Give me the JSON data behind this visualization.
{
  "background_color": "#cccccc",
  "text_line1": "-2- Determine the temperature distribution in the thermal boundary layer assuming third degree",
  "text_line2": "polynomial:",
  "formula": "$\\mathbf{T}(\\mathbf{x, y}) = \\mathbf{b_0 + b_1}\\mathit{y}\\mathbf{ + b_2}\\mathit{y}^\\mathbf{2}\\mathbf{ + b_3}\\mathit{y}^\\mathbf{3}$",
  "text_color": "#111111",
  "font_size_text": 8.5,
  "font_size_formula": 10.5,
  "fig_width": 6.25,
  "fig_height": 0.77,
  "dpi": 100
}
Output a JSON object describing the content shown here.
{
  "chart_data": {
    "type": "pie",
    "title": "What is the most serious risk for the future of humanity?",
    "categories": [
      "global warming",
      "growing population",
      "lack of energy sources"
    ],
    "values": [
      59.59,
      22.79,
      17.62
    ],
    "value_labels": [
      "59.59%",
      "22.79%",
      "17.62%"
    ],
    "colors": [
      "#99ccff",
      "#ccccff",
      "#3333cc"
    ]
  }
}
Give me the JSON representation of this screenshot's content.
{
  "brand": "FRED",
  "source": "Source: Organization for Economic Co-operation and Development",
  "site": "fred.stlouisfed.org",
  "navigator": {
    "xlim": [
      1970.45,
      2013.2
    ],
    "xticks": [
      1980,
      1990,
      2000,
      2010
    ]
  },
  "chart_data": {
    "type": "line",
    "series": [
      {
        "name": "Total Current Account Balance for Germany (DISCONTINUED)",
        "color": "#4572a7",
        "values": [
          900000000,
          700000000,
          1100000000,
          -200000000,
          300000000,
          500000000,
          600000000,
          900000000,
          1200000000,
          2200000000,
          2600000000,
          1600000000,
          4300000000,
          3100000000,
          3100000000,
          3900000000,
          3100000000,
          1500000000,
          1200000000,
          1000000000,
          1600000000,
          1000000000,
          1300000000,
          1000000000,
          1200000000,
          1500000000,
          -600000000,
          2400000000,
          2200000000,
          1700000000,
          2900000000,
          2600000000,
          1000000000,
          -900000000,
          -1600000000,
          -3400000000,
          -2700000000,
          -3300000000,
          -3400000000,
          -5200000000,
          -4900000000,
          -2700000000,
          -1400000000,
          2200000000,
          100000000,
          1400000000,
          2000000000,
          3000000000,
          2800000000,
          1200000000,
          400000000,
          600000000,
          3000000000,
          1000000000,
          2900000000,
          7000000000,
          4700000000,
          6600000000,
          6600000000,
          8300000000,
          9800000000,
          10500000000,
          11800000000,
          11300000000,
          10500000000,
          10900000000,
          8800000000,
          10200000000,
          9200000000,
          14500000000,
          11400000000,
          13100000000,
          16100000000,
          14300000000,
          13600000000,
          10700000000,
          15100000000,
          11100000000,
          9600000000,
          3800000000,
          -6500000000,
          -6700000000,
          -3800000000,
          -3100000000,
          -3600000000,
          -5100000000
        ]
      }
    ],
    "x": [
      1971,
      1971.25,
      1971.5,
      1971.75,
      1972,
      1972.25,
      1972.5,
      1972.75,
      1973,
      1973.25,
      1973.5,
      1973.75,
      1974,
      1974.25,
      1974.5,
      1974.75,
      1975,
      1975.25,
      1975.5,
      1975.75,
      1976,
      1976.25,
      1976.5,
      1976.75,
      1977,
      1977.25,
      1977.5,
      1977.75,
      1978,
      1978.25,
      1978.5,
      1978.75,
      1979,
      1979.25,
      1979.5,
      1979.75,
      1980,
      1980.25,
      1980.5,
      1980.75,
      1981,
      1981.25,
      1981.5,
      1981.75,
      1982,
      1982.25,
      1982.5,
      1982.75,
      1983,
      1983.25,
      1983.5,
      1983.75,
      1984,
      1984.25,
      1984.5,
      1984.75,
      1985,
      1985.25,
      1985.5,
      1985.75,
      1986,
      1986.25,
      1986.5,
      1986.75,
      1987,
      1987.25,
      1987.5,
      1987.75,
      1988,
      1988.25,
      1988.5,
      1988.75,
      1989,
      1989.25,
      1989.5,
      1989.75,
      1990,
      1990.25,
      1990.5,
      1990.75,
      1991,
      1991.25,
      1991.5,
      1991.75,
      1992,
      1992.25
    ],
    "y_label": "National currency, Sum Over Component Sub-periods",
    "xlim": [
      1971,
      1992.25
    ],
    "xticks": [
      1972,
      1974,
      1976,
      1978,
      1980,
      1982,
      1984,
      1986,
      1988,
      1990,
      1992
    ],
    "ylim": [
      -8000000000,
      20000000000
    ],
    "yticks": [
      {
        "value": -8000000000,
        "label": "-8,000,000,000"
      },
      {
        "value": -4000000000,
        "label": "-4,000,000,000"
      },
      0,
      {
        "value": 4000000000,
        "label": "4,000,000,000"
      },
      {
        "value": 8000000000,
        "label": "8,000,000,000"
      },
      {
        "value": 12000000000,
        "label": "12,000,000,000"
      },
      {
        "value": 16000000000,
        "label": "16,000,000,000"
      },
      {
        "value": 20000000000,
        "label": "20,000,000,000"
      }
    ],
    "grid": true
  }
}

·····

▸ REQUIREMENT
Please restate the data word for word, every record included.

▸ FULL ANSWER
Give me the JSON data behind this visualization.
{
  "background_color": "#cccccc",
  "text_line1": "-2- Determine the temperature distribution in the thermal boundary layer assuming third degree",
  "text_line2": "polynomial:",
  "formula": "$\\mathbf{T}(\\mathbf{x, y}) = \\mathbf{b_0 + b_1}\\mathit{y}\\mathbf{ + b_2}\\mathit{y}^\\mathbf{2}\\mathbf{ + b_3}\\mathit{y}^\\mathbf{3}$",
  "text_color": "#111111",
  "font_size_text": 8.5,
  "font_size_formula": 10.5,
  "fig_width": 6.25,
  "fig_height": 0.77,
  "dpi": 100
}
Output a JSON object describing the content shown here.
{
  "chart_data": {
    "type": "pie",
    "title": "What is the most serious risk for the future of humanity?",
    "categories": [
      "global warming",
      "growing population",
      "lack of energy sources"
    ],
    "values": [
      59.59,
      22.79,
      17.62
    ],
    "value_labels": [
      "59.59%",
      "22.79%",
      "17.62%"
    ],
    "colors": [
      "#99ccff",
      "#ccccff",
      "#3333cc"
    ]
  }
}
Give me the JSON representation of this screenshot's content.
{
  "brand": "FRED",
  "source": "Source: Organization for Economic Co-operation and Development",
  "site": "fred.stlouisfed.org",
  "navigator": {
    "xlim": [
      1970.45,
      2013.2
    ],
    "xticks": [
      1980,
      1990,
      2000,
      2010
    ]
  },
  "chart_data": {
    "type": "line",
    "series": [
      {
        "name": "Total Current Account Balance for Germany (DISCONTINUED)",
        "color": "#4572a7",
        "values": [
          900000000,
          700000000,
          1100000000,
          -200000000,
          300000000,
          500000000,
          600000000,
          900000000,
          1200000000,
          2200000000,
          2600000000,
          1600000000,
          4300000000,
          3100000000,
          3100000000,
          3900000000,
          3100000000,
          1500000000,
          1200000000,
          1000000000,
          1600000000,
          1000000000,
          1300000000,
          1000000000,
          1200000000,
          1500000000,
          -600000000,
          2400000000,
          2200000000,
          1700000000,
          2900000000,
          2600000000,
          1000000000,
          -900000000,
          -1600000000,
          -3400000000,
          -2700000000,
          -3300000000,
          -3400000000,
          -5200000000,
          -4900000000,
          -2700000000,
          -1400000000,
          2200000000,
          100000000,
          1400000000,
          2000000000,
          3000000000,
          2800000000,
          1200000000,
          400000000,
          600000000,
          3000000000,
          1000000000,
          2900000000,
          7000000000,
          4700000000,
          6600000000,
          6600000000,
          8300000000,
          9800000000,
          10500000000,
          11800000000,
          11300000000,
          10500000000,
          10900000000,
          8800000000,
          10200000000,
          9200000000,
          14500000000,
          11400000000,
          13100000000,
          16100000000,
          14300000000,
          13600000000,
          10700000000,
          15100000000,
          11100000000,
          9600000000,
          3800000000,
          -6500000000,
          -6700000000,
          -3800000000,
          -3100000000,
          -3600000000,
          -5100000000
        ]
      }
    ],
    "x": [
      1971,
      1971.25,
      1971.5,
      1971.75,
      1972,
      1972.25,
      1972.5,
      1972.75,
      1973,
      1973.25,
      1973.5,
      1973.75,
      1974,
      1974.25,
      1974.5,
      1974.75,
      1975,
      1975.25,
      1975.5,
      1975.75,
      1976,
      1976.25,
      1976.5,
      1976.75,
      1977,
      1977.25,
      1977.5,
      1977.75,
      1978,
      1978.25,
      1978.5,
      1978.75,
      1979,
      1979.25,
      1979.5,
      1979.75,
      1980,
      1980.25,
      1980.5,
      1980.75,
      1981,
      1981.25,
      1981.5,
      1981.75,
      1982,
      1982.25,
      1982.5,
      1982.75,
      1983,
      1983.25,
      1983.5,
      1983.75,
      1984,
      1984.25,
      1984.5,
      1984.75,
      1985,
      1985.25,
      1985.5,
      1985.75,
      1986,
      1986.25,
      1986.5,
      1986.75,
      1987,
      1987.25,
      1987.5,
      1987.75,
      1988,
      1988.25,
      1988.5,
      1988.75,
      1989,
      1989.25,
      1989.5,
      1989.75,
      1990,
      1990.25,
      1990.5,
      1990.75,
      1991,
      1991.25,
      1991.5,
      1991.75,
      1992,
      1992.25
    ],
    "y_label": "National currency, Sum Over Component Sub-periods",
    "xlim": [
      1971,
      1992.25
    ],
    "xticks": [
      1972,
      1974,
      1976,
      1978,
      1980,
      1982,
      1984,
      1986,
      1988,
      1990,
      1992
    ],
    "ylim": [
      -8000000000,
      20000000000
    ],
    "yticks": [
      {
        "value": -8000000000,
        "label": "-8,000,000,000"
      },
      {
        "value": -4000000000,
        "label": "-4,000,000,000"
      },
      0,
      {
        "value": 4000000000,
        "label": "4,000,000,000"
      },
      {
        "value": 8000000000,
        "label": "8,000,000,000"
      },
      {
        "value": 12000000000,
        "label": "12,000,000,000"
      },
      {
        "value": 16000000000,
        "label": "16,000,000,000"
      },
      {
        "value": 20000000000,
        "label": "20,000,000,000"
      }
    ],
    "grid": true
  }
}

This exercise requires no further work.